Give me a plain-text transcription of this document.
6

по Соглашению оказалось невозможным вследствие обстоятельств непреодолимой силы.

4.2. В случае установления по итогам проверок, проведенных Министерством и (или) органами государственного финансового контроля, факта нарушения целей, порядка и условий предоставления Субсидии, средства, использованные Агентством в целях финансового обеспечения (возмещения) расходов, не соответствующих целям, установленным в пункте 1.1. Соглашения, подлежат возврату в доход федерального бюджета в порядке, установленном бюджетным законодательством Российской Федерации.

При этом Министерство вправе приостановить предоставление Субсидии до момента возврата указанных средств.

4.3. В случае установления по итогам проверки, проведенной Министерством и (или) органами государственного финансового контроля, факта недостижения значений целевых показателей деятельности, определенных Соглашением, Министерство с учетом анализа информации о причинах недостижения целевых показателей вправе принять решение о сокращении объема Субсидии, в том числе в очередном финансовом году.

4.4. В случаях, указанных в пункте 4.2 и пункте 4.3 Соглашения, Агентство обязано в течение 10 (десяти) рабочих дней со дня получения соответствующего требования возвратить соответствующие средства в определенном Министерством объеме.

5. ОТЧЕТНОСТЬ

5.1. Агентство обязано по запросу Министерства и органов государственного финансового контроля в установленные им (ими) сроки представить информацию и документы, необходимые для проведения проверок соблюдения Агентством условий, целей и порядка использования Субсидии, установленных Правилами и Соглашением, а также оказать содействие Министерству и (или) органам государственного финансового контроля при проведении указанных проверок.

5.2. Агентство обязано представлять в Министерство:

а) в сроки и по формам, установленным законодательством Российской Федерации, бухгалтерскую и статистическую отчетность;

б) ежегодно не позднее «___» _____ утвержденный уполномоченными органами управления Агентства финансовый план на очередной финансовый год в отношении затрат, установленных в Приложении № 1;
******
■ WHAT THE TASK ASKS:
Type the material above out again, exactly.

■ WRITTEN SOLUTION:
Give me a plain-text transcription of this document.
6

по Соглашению оказалось невозможным вследствие обстоятельств непреодолимой силы.

4.2. В случае установления по итогам проверок, проведенных Министерством и (или) органами государственного финансового контроля, факта нарушения целей, порядка и условий предоставления Субсидии, средства, использованные Агентством в целях финансового обеспечения (возмещения) расходов, не соответствующих целям, установленным в пункте 1.1. Соглашения, подлежат возврату в доход федерального бюджета в порядке, установленном бюджетным законодательством Российской Федерации.

При этом Министерство вправе приостановить предоставление Субсидии до момента возврата указанных средств.

4.3. В случае установления по итогам проверки, проведенной Министерством и (или) органами государственного финансового контроля, факта недостижения значений целевых показателей деятельности, определенных Соглашением, Министерство с учетом анализа информации о причинах недостижения целевых показателей вправе принять решение о сокращении объема Субсидии, в том числе в очередном финансовом году.

4.4. В случаях, указанных в пункте 4.2 и пункте 4.3 Соглашения, Агентство обязано в течение 10 (десяти) рабочих дней со дня получения соответствующего требования возвратить соответствующие средства в определенном Министерством объеме.

5. ОТЧЕТНОСТЬ

5.1. Агентство обязано по запросу Министерства и органов государственного финансового контроля в установленные им (ими) сроки представить информацию и документы, необходимые для проведения проверок соблюдения Агентством условий, целей и порядка использования Субсидии, установленных Правилами и Соглашением, а также оказать содействие Министерству и (или) органам государственного финансового контроля при проведении указанных проверок.

5.2. Агентство обязано представлять в Министерство:

а) в сроки и по формам, установленным законодательством Российской Федерации, бухгалтерскую и статистическую отчетность;

б) ежегодно не позднее «___» _____ утвержденный уполномоченными органами управления Агентства финансовый план на очередной финансовый год в отношении затрат, установленных в Приложении № 1;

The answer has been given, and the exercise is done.